#### Direction
Please copy every line of the records below that holds the word "label".

++++++++++++++++++++

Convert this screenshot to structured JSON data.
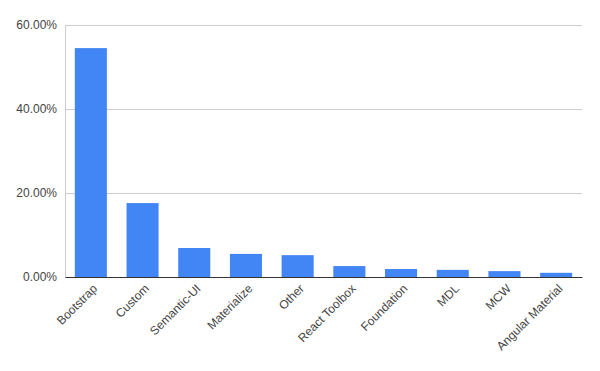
{
  "chart_data": {
    "type": "bar",
    "categories": [
      "Bootstrap",
      "Custom",
      "Semantic-UI",
      "Materialize",
      "Other",
      "React Toolbox",
      "Foundation",
      "MDL",
      "MCW",
      "Angular Material"
    ],
    "values": [
      54.5,
      17.6,
      6.9,
      5.5,
      5.2,
      2.6,
      1.9,
      1.7,
      1.4,
      1.0
    ],
    "color": "#4285f4",
    "ylim": [
      0,
      60
    ],
    "yticks": [
      {
        "value": 0,
        "label": "0.00%"
      },
      {
        "value": 20,
        "label": "20.00%"
      },
      {
        "value": 40,
        "label": "40.00%"
      },
      {
        "value": 60,
        "label": "60.00%"
      }
    ],
    "grid": true
  }
}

++++++++++++++++++++

#### Task result
        "label": "0.00%"
        "label": "20.00%"
        "label": "40.00%"
        "label": "60.00%"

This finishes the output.